▶ **What needs to be done**: State how many lines of the data contain the word "上海医科大学", and write nothing besides the number.

╭─ Recorded data

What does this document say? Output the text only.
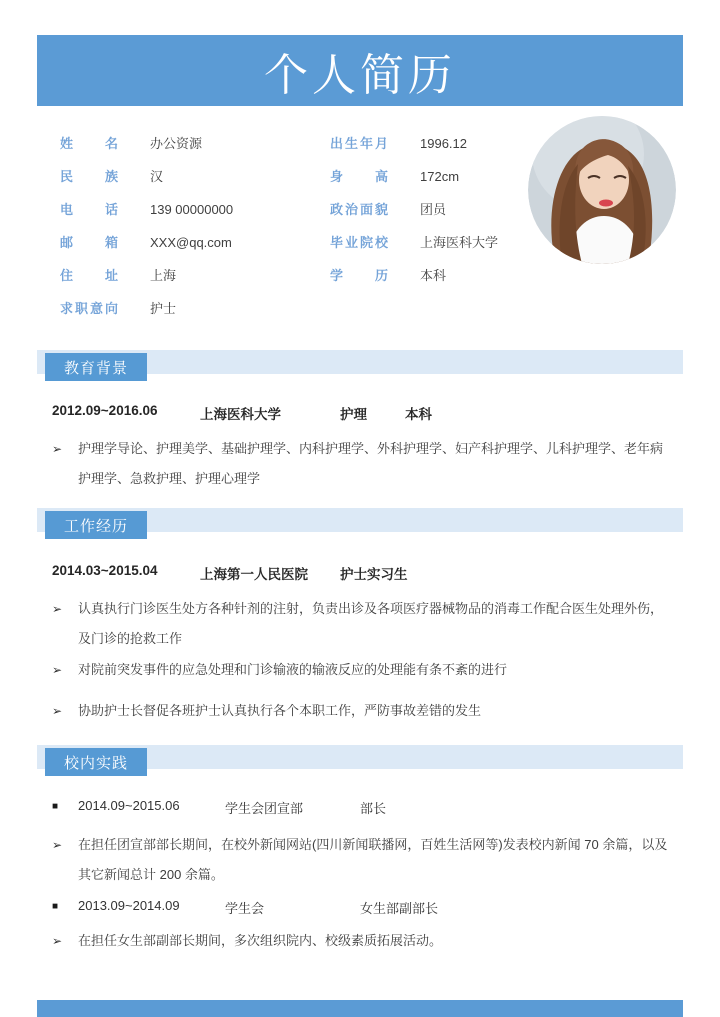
个人简历
姓名 办公资源
民族 汉
电话 139 00000000
邮箱 XXX@qq.com
住址 上海
求职意向 护士
出生年月 1996.12
身高 172cm
政治面貌 团员
毕业院校 上海医科大学
学历 本科
教育背景
2012.09~2016.06	上海医科大学	护理	本科
➢	护理学导论、护理美学、基础护理学、内科护理学、外科护理学、妇产科护理学、儿科护理学、老年病护理学、急救护理、护理心理学
工作经历
2014.03~2015.04	上海第一人民医院	护士实习生
➢	认真执行门诊医生处方各种针剂的注射，负责出诊及各项医疗器械物品的消毒工作配合医生处理外伤，及门诊的抢救工作
➢	对院前突发事件的应急处理和门诊输液的输液反应的处理能有条不紊的进行
➢	协助护士长督促各班护士认真执行各个本职工作，严防事故差错的发生
校内实践
■	2014.09~2015.06	学生会团宣部	部长
➢	在担任团宣部部长期间，在校外新闻网站(四川新闻联播网，百姓生活网等)发表校内新闻 70 余篇，以及其它新闻总计 200 余篇。
■	2013.09~2014.09	学生会	女生部副部长
➢	在担任女生部副部长期间，多次组织院内、校级素质拓展活动。
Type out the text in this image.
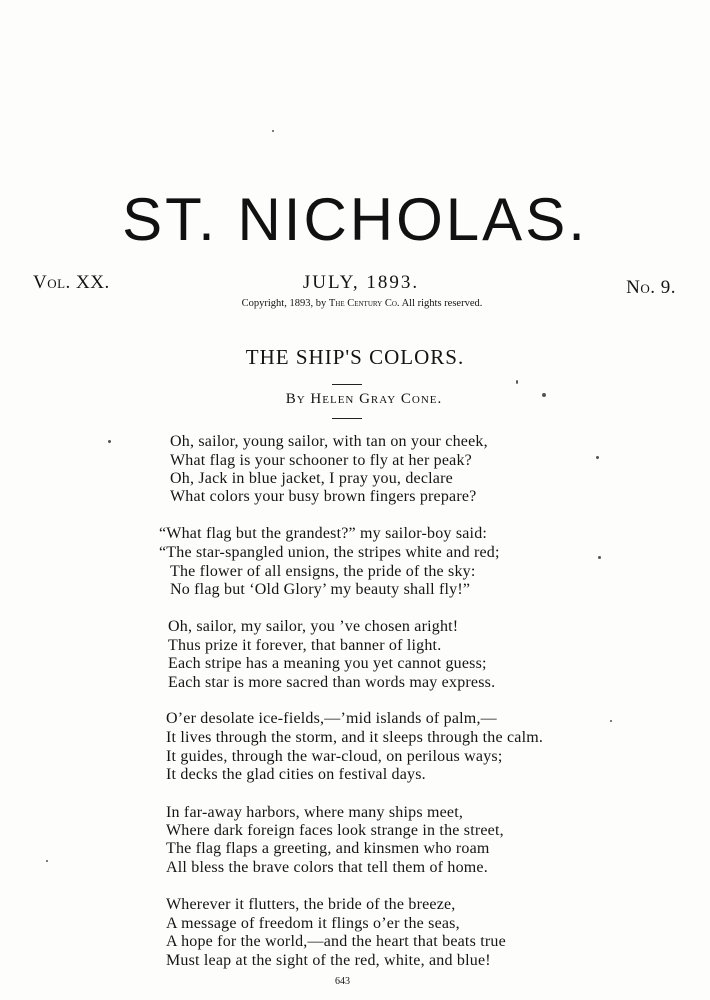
ST. NICHOLAS.
Vol. XX.	JULY, 1893.	No. 9.
Copyright, 1893, by The Century Co. All rights reserved.
THE SHIP'S COLORS.
By Helen Gray Cone.
Oh, sailor, young sailor, with tan on your cheek,
What flag is your schooner to fly at her peak?
Oh, Jack in blue jacket, I pray you, declare
What colors your busy brown fingers prepare?
“What flag but the grandest?” my sailor-boy said:
“The star-spangled union, the stripes white and red;
The flower of all ensigns, the pride of the sky:
No flag but ‘Old Glory’ my beauty shall fly!”
Oh, sailor, my sailor, you ’ve chosen aright!
Thus prize it forever, that banner of light.
Each stripe has a meaning you yet cannot guess;
Each star is more sacred than words may express.
O’er desolate ice-fields,—’mid islands of palm,—
It lives through the storm, and it sleeps through the calm.
It guides, through the war-cloud, on perilous ways;
It decks the glad cities on festival days.
In far-away harbors, where many ships meet,
Where dark foreign faces look strange in the street,
The flag flaps a greeting, and kinsmen who roam
All bless the brave colors that tell them of home.
Wherever it flutters, the bride of the breeze,
A message of freedom it flings o’er the seas,
A hope for the world,—and the heart that beats true
Must leap at the sight of the red, white, and blue!
643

╰─

▶ **Problem solution**: 2